## Task instructions
Reproduce all entries precisely as they are written.

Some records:
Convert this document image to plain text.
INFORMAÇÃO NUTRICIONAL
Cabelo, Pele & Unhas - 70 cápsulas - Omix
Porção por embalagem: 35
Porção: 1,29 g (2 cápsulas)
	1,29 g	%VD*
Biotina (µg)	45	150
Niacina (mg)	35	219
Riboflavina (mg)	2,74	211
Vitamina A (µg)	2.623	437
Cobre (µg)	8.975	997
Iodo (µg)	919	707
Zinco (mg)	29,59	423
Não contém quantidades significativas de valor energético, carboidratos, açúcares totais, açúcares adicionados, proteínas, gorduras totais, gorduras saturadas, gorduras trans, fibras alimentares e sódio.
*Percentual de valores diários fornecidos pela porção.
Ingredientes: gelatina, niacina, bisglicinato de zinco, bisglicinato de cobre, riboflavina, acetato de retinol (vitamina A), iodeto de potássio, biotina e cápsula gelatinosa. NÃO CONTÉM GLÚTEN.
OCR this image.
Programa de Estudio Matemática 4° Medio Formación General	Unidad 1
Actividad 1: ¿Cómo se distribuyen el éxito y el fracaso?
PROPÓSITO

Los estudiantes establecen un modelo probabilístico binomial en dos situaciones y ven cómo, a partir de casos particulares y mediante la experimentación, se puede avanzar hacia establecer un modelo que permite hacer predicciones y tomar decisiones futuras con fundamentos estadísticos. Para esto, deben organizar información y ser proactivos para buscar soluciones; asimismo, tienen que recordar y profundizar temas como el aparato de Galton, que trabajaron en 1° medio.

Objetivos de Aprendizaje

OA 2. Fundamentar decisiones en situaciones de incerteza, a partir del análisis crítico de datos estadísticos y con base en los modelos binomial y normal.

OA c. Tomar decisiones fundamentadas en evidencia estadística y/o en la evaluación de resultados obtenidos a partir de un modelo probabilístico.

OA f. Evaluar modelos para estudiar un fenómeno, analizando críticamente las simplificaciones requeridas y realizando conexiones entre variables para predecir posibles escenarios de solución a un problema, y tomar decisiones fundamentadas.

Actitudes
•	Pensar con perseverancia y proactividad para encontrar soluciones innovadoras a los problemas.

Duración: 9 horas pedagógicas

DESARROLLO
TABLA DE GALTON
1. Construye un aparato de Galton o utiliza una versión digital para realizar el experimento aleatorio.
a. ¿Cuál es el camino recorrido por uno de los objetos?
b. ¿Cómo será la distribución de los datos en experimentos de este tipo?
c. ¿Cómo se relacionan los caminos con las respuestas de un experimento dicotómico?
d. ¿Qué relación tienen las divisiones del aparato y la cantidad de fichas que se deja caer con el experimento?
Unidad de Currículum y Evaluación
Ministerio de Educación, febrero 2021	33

## Result of the task
Convert this document image to plain text.
INFORMAÇÃO NUTRICIONAL
Cabelo, Pele & Unhas - 70 cápsulas - Omix
Porção por embalagem: 35
Porção: 1,29 g (2 cápsulas)
	1,29 g	%VD*
Biotina (µg)	45	150
Niacina (mg)	35	219
Riboflavina (mg)	2,74	211
Vitamina A (µg)	2.623	437
Cobre (µg)	8.975	997
Iodo (µg)	919	707
Zinco (mg)	29,59	423
Não contém quantidades significativas de valor energético, carboidratos, açúcares totais, açúcares adicionados, proteínas, gorduras totais, gorduras saturadas, gorduras trans, fibras alimentares e sódio.
*Percentual de valores diários fornecidos pela porção.
Ingredientes: gelatina, niacina, bisglicinato de zinco, bisglicinato de cobre, riboflavina, acetato de retinol (vitamina A), iodeto de potássio, biotina e cápsula gelatinosa. NÃO CONTÉM GLÚTEN.
OCR this image.
Programa de Estudio Matemática 4° Medio Formación General	Unidad 1
Actividad 1: ¿Cómo se distribuyen el éxito y el fracaso?
PROPÓSITO

Los estudiantes establecen un modelo probabilístico binomial en dos situaciones y ven cómo, a partir de casos particulares y mediante la experimentación, se puede avanzar hacia establecer un modelo que permite hacer predicciones y tomar decisiones futuras con fundamentos estadísticos. Para esto, deben organizar información y ser proactivos para buscar soluciones; asimismo, tienen que recordar y profundizar temas como el aparato de Galton, que trabajaron en 1° medio.

Objetivos de Aprendizaje

OA 2. Fundamentar decisiones en situaciones de incerteza, a partir del análisis crítico de datos estadísticos y con base en los modelos binomial y normal.

OA c. Tomar decisiones fundamentadas en evidencia estadística y/o en la evaluación de resultados obtenidos a partir de un modelo probabilístico.

OA f. Evaluar modelos para estudiar un fenómeno, analizando críticamente las simplificaciones requeridas y realizando conexiones entre variables para predecir posibles escenarios de solución a un problema, y tomar decisiones fundamentadas.

Actitudes
•	Pensar con perseverancia y proactividad para encontrar soluciones innovadoras a los problemas.

Duración: 9 horas pedagógicas

DESARROLLO
TABLA DE GALTON
1. Construye un aparato de Galton o utiliza una versión digital para realizar el experimento aleatorio.
a. ¿Cuál es el camino recorrido por uno de los objetos?
b. ¿Cómo será la distribución de los datos en experimentos de este tipo?
c. ¿Cómo se relacionan los caminos con las respuestas de un experimento dicotómico?
d. ¿Qué relación tienen las divisiones del aparato y la cantidad de fichas que se deja caer con el experimento?
Unidad de Currículum y Evaluación
Ministerio de Educación, febrero 2021	33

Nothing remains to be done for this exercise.